(Items from a data source)
◇ ◇ ◇ ◇

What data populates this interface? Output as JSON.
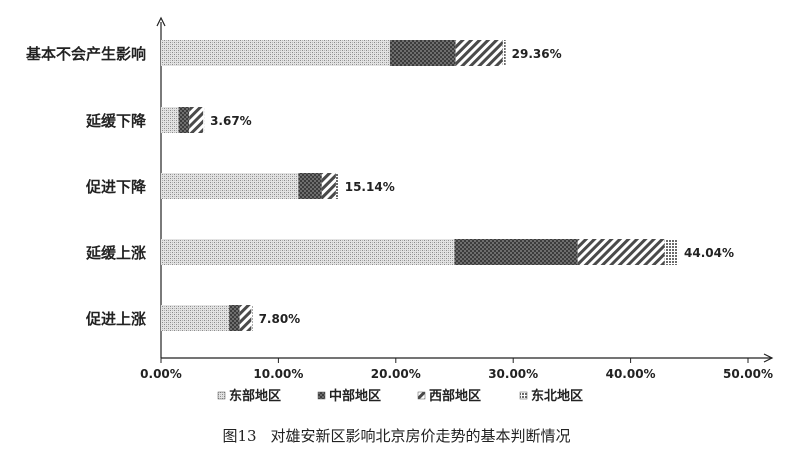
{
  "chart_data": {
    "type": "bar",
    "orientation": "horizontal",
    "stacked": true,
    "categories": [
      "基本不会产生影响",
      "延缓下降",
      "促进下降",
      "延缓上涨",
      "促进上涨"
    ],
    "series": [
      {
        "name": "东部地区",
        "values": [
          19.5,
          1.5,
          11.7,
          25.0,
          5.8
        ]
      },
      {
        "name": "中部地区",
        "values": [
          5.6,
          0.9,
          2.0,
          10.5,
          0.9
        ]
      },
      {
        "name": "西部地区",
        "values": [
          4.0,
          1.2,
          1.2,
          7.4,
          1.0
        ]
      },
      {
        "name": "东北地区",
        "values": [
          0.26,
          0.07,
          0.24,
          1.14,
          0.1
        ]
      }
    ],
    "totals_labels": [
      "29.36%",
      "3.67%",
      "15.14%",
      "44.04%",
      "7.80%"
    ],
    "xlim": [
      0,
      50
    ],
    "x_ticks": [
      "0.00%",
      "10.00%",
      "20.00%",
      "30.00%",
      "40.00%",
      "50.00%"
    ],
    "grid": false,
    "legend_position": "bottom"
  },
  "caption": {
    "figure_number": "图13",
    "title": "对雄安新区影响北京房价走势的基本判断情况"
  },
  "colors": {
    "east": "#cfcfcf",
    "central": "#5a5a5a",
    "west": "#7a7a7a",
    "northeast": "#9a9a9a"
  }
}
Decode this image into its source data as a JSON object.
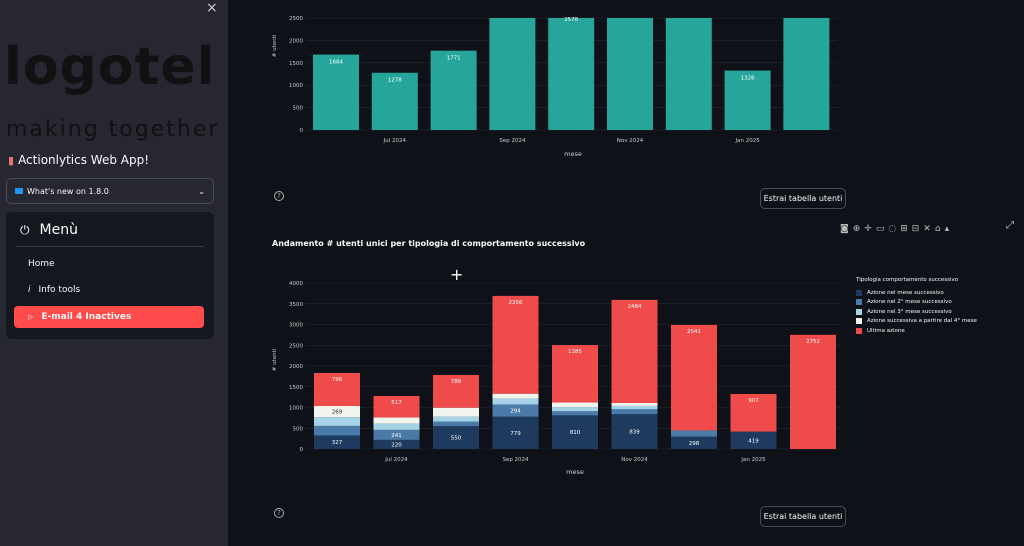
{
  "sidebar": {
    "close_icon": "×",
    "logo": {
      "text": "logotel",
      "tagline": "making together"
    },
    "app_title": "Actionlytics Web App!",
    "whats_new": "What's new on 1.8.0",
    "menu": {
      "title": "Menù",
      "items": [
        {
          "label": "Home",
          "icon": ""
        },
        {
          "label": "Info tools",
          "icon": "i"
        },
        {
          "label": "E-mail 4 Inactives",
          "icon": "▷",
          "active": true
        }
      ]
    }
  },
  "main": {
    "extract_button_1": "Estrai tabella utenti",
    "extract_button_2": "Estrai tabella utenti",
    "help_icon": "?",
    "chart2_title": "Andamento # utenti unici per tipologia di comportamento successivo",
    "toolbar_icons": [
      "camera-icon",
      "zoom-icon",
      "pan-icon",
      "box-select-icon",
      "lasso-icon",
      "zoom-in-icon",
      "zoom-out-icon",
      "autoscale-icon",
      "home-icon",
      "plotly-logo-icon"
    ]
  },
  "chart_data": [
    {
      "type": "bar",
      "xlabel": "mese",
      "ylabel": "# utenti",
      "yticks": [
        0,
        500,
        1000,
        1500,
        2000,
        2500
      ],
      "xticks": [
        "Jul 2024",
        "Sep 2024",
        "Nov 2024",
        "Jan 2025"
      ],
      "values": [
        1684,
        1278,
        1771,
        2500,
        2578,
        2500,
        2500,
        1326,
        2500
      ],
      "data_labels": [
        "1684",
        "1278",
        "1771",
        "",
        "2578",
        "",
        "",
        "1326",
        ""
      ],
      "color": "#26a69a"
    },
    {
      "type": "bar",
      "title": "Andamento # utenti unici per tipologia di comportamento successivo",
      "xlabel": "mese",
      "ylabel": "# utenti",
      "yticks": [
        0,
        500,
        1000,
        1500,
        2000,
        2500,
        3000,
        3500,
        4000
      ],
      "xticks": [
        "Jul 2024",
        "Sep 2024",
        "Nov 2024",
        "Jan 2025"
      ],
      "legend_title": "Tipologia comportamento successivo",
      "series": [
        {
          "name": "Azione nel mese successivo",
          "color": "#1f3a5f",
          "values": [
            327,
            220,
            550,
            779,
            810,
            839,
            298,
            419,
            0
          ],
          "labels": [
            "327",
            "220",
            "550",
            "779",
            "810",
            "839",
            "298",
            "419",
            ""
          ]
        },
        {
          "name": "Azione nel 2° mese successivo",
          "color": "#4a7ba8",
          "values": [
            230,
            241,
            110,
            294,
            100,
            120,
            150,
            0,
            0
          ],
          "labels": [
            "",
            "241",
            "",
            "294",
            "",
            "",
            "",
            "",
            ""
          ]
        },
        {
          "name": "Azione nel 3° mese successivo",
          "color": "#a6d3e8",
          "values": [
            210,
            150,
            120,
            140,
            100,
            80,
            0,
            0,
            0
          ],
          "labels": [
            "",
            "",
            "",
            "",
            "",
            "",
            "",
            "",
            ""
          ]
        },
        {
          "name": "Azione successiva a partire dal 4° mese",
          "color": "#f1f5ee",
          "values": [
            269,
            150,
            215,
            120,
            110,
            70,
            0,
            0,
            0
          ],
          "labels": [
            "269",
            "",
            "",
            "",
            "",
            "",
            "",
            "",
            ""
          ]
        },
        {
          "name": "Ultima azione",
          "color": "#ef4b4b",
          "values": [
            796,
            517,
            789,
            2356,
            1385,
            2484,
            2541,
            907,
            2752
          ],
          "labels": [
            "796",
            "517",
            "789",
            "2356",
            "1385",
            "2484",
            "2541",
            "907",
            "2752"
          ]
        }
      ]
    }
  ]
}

◇ ◇ ◇ ◇

Return the material exactly as given, apart from the pictures.

Reply:
What data populates this interface? Output as JSON.
{
  "chart_data": {
    "type": "bar",
    "orientation": "horizontal",
    "stacked": true,
    "categories": [
      "基本不会产生影响",
      "延缓下降",
      "促进下降",
      "延缓上涨",
      "促进上涨"
    ],
    "series": [
      {
        "name": "东部地区",
        "values": [
          19.5,
          1.5,
          11.7,
          25.0,
          5.8
        ]
      },
      {
        "name": "中部地区",
        "values": [
          5.6,
          0.9,
          2.0,
          10.5,
          0.9
        ]
      },
      {
        "name": "西部地区",
        "values": [
          4.0,
          1.2,
          1.2,
          7.4,
          1.0
        ]
      },
      {
        "name": "东北地区",
        "values": [
          0.26,
          0.07,
          0.24,
          1.14,
          0.1
        ]
      }
    ],
    "totals_labels": [
      "29.36%",
      "3.67%",
      "15.14%",
      "44.04%",
      "7.80%"
    ],
    "xlim": [
      0,
      50
    ],
    "x_ticks": [
      "0.00%",
      "10.00%",
      "20.00%",
      "30.00%",
      "40.00%",
      "50.00%"
    ],
    "grid": false,
    "legend_position": "bottom"
  },
  "caption": {
    "figure_number": "图13",
    "title": "对雄安新区影响北京房价走势的基本判断情况"
  },
  "colors": {
    "east": "#cfcfcf",
    "central": "#5a5a5a",
    "west": "#7a7a7a",
    "northeast": "#9a9a9a"
  }
}
Decode this image into its source data as a JSON object.
{
  "sidebar": {
    "close_icon": "×",
    "logo": {
      "text": "logotel",
      "tagline": "making together"
    },
    "app_title": "Actionlytics Web App!",
    "whats_new": "What's new on 1.8.0",
    "menu": {
      "title": "Menù",
      "items": [
        {
          "label": "Home",
          "icon": ""
        },
        {
          "label": "Info tools",
          "icon": "i"
        },
        {
          "label": "E-mail 4 Inactives",
          "icon": "▷",
          "active": true
        }
      ]
    }
  },
  "main": {
    "extract_button_1": "Estrai tabella utenti",
    "extract_button_2": "Estrai tabella utenti",
    "help_icon": "?",
    "chart2_title": "Andamento # utenti unici per tipologia di comportamento successivo",
    "toolbar_icons": [
      "camera-icon",
      "zoom-icon",
      "pan-icon",
      "box-select-icon",
      "lasso-icon",
      "zoom-in-icon",
      "zoom-out-icon",
      "autoscale-icon",
      "home-icon",
      "plotly-logo-icon"
    ]
  },
  "chart_data": [
    {
      "type": "bar",
      "xlabel": "mese",
      "ylabel": "# utenti",
      "yticks": [
        0,
        500,
        1000,
        1500,
        2000,
        2500
      ],
      "xticks": [
        "Jul 2024",
        "Sep 2024",
        "Nov 2024",
        "Jan 2025"
      ],
      "values": [
        1684,
        1278,
        1771,
        2500,
        2578,
        2500,
        2500,
        1326,
        2500
      ],
      "data_labels": [
        "1684",
        "1278",
        "1771",
        "",
        "2578",
        "",
        "",
        "1326",
        ""
      ],
      "color": "#26a69a"
    },
    {
      "type": "bar",
      "title": "Andamento # utenti unici per tipologia di comportamento successivo",
      "xlabel": "mese",
      "ylabel": "# utenti",
      "yticks": [
        0,
        500,
        1000,
        1500,
        2000,
        2500,
        3000,
        3500,
        4000
      ],
      "xticks": [
        "Jul 2024",
        "Sep 2024",
        "Nov 2024",
        "Jan 2025"
      ],
      "legend_title": "Tipologia comportamento successivo",
      "series": [
        {
          "name": "Azione nel mese successivo",
          "color": "#1f3a5f",
          "values": [
            327,
            220,
            550,
            779,
            810,
            839,
            298,
            419,
            0
          ],
          "labels": [
            "327",
            "220",
            "550",
            "779",
            "810",
            "839",
            "298",
            "419",
            ""
          ]
        },
        {
          "name": "Azione nel 2° mese successivo",
          "color": "#4a7ba8",
          "values": [
            230,
            241,
            110,
            294,
            100,
            120,
            150,
            0,
            0
          ],
          "labels": [
            "",
            "241",
            "",
            "294",
            "",
            "",
            "",
            "",
            ""
          ]
        },
        {
          "name": "Azione nel 3° mese successivo",
          "color": "#a6d3e8",
          "values": [
            210,
            150,
            120,
            140,
            100,
            80,
            0,
            0,
            0
          ],
          "labels": [
            "",
            "",
            "",
            "",
            "",
            "",
            "",
            "",
            ""
          ]
        },
        {
          "name": "Azione successiva a partire dal 4° mese",
          "color": "#f1f5ee",
          "values": [
            269,
            150,
            215,
            120,
            110,
            70,
            0,
            0,
            0
          ],
          "labels": [
            "269",
            "",
            "",
            "",
            "",
            "",
            "",
            "",
            ""
          ]
        },
        {
          "name": "Ultima azione",
          "color": "#ef4b4b",
          "values": [
            796,
            517,
            789,
            2356,
            1385,
            2484,
            2541,
            907,
            2752
          ],
          "labels": [
            "796",
            "517",
            "789",
            "2356",
            "1385",
            "2484",
            "2541",
            "907",
            "2752"
          ]
        }
      ]
    }
  ]
}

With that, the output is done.